Set task - Would you transcribe the listing that follows, character for character, and omit its images?

[Data entries]
[start]
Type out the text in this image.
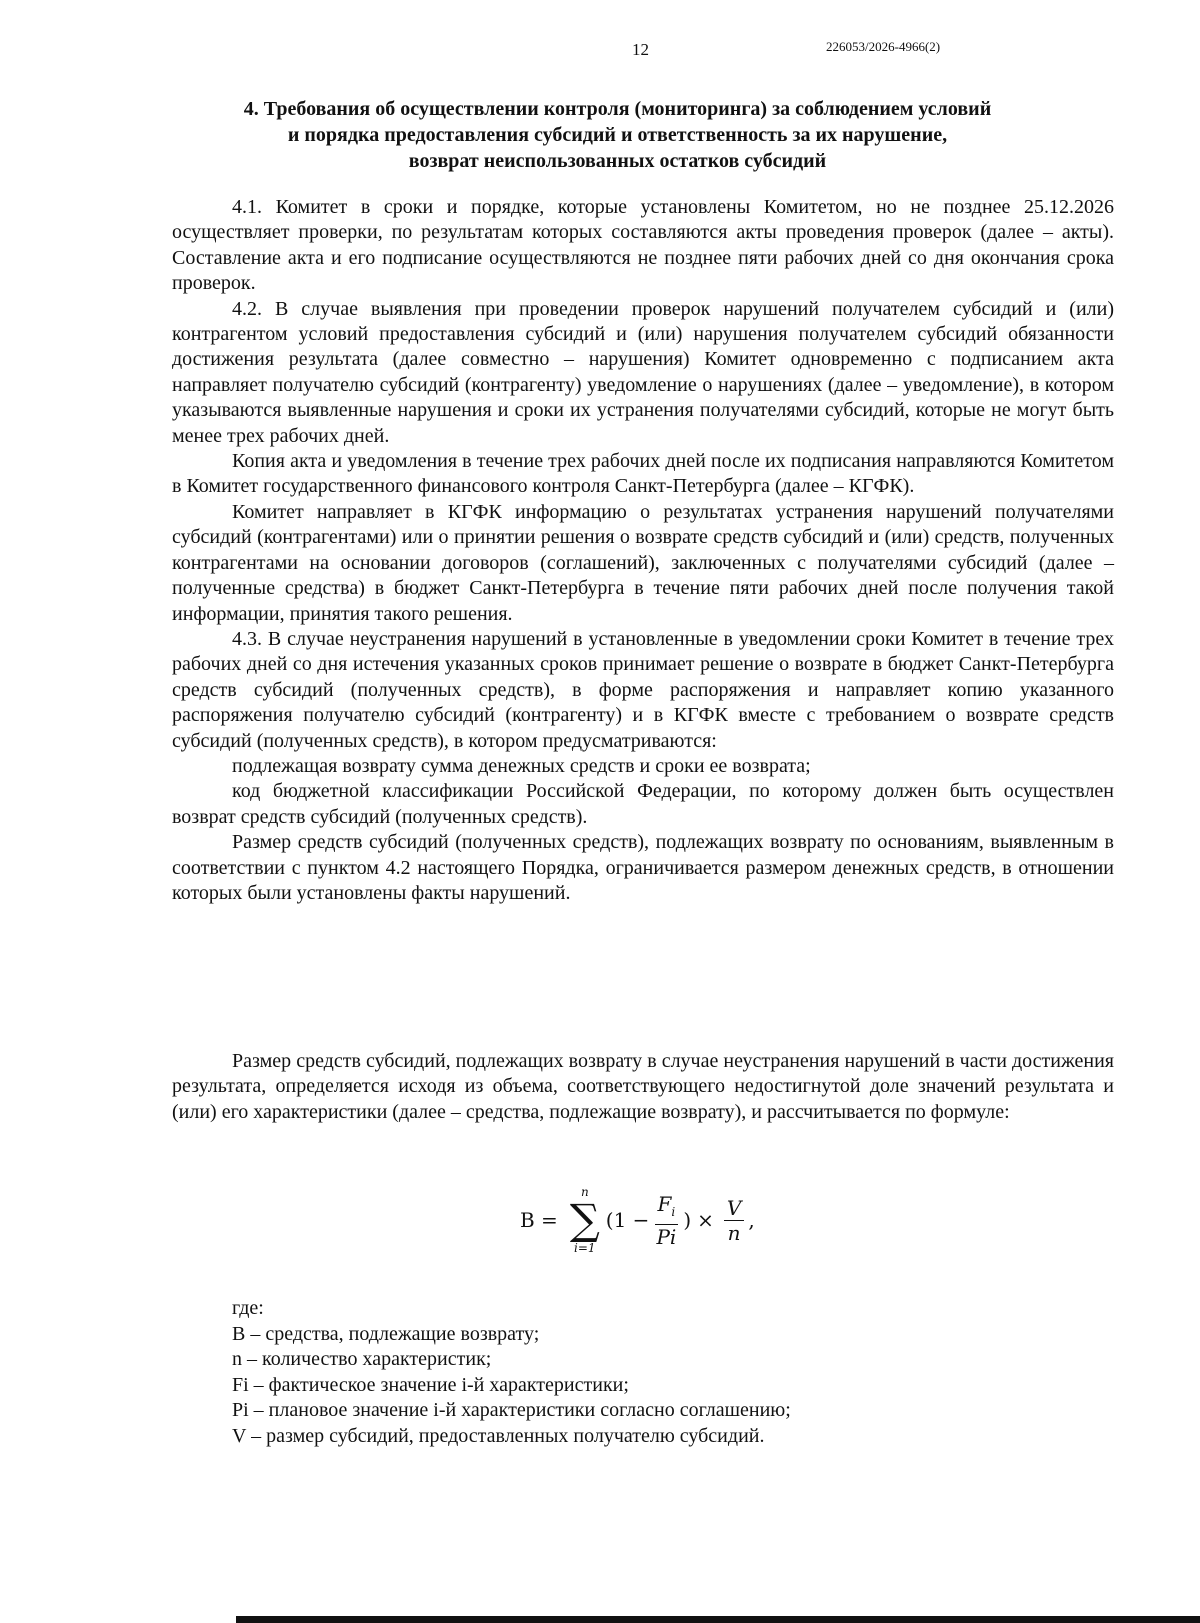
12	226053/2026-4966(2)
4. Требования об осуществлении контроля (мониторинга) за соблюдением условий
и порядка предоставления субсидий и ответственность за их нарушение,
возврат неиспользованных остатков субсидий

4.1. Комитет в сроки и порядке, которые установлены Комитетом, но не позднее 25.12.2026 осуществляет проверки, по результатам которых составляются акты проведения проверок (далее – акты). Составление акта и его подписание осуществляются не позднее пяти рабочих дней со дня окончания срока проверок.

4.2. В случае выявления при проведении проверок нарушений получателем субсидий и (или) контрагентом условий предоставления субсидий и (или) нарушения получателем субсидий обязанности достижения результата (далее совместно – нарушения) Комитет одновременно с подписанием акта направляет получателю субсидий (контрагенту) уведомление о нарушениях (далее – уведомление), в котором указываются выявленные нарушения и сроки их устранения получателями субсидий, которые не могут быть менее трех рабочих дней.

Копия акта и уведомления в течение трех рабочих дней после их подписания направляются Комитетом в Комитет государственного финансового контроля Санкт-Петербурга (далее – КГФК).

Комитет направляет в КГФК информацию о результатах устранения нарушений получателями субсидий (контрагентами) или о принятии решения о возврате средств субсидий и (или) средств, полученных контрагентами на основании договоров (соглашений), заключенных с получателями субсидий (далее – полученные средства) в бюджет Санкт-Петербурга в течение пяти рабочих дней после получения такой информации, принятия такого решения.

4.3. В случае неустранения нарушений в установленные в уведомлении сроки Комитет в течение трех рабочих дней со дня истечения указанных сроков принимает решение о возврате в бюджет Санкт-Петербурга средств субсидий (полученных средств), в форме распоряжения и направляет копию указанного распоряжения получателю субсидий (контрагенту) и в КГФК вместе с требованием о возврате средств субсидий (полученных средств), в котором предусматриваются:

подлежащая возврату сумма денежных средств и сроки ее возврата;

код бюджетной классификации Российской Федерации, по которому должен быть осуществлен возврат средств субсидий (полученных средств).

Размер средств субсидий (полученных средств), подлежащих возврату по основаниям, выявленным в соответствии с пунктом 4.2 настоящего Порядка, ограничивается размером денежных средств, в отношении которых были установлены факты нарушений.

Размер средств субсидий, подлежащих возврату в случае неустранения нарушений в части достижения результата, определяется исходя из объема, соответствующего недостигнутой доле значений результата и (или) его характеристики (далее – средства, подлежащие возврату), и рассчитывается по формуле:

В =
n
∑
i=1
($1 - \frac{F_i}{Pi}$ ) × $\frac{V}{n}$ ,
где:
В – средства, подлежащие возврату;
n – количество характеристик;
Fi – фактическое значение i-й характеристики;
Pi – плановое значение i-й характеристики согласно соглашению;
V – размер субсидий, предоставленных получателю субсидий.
[end]
Solution -
Type out the text in this image.
12	226053/2026-4966(2)
4. Требования об осуществлении контроля (мониторинга) за соблюдением условий
и порядка предоставления субсидий и ответственность за их нарушение,
возврат неиспользованных остатков субсидий

4.1. Комитет в сроки и порядке, которые установлены Комитетом, но не позднее 25.12.2026 осуществляет проверки, по результатам которых составляются акты проведения проверок (далее – акты). Составление акта и его подписание осуществляются не позднее пяти рабочих дней со дня окончания срока проверок.

4.2. В случае выявления при проведении проверок нарушений получателем субсидий и (или) контрагентом условий предоставления субсидий и (или) нарушения получателем субсидий обязанности достижения результата (далее совместно – нарушения) Комитет одновременно с подписанием акта направляет получателю субсидий (контрагенту) уведомление о нарушениях (далее – уведомление), в котором указываются выявленные нарушения и сроки их устранения получателями субсидий, которые не могут быть менее трех рабочих дней.

Копия акта и уведомления в течение трех рабочих дней после их подписания направляются Комитетом в Комитет государственного финансового контроля Санкт-Петербурга (далее – КГФК).

Комитет направляет в КГФК информацию о результатах устранения нарушений получателями субсидий (контрагентами) или о принятии решения о возврате средств субсидий и (или) средств, полученных контрагентами на основании договоров (соглашений), заключенных с получателями субсидий (далее – полученные средства) в бюджет Санкт-Петербурга в течение пяти рабочих дней после получения такой информации, принятия такого решения.

4.3. В случае неустранения нарушений в установленные в уведомлении сроки Комитет в течение трех рабочих дней со дня истечения указанных сроков принимает решение о возврате в бюджет Санкт-Петербурга средств субсидий (полученных средств), в форме распоряжения и направляет копию указанного распоряжения получателю субсидий (контрагенту) и в КГФК вместе с требованием о возврате средств субсидий (полученных средств), в котором предусматриваются:

подлежащая возврату сумма денежных средств и сроки ее возврата;

код бюджетной классификации Российской Федерации, по которому должен быть осуществлен возврат средств субсидий (полученных средств).

Размер средств субсидий (полученных средств), подлежащих возврату по основаниям, выявленным в соответствии с пунктом 4.2 настоящего Порядка, ограничивается размером денежных средств, в отношении которых были установлены факты нарушений.

Размер средств субсидий, подлежащих возврату в случае неустранения нарушений в части достижения результата, определяется исходя из объема, соответствующего недостигнутой доле значений результата и (или) его характеристики (далее – средства, подлежащие возврату), и рассчитывается по формуле:

В =
n
∑
i=1
($1 - \frac{F_i}{Pi}$ ) × $\frac{V}{n}$ ,
где:
В – средства, подлежащие возврату;
n – количество характеристик;
Fi – фактическое значение i-й характеристики;
Pi – плановое значение i-й характеристики согласно соглашению;
V – размер субсидий, предоставленных получателю субсидий.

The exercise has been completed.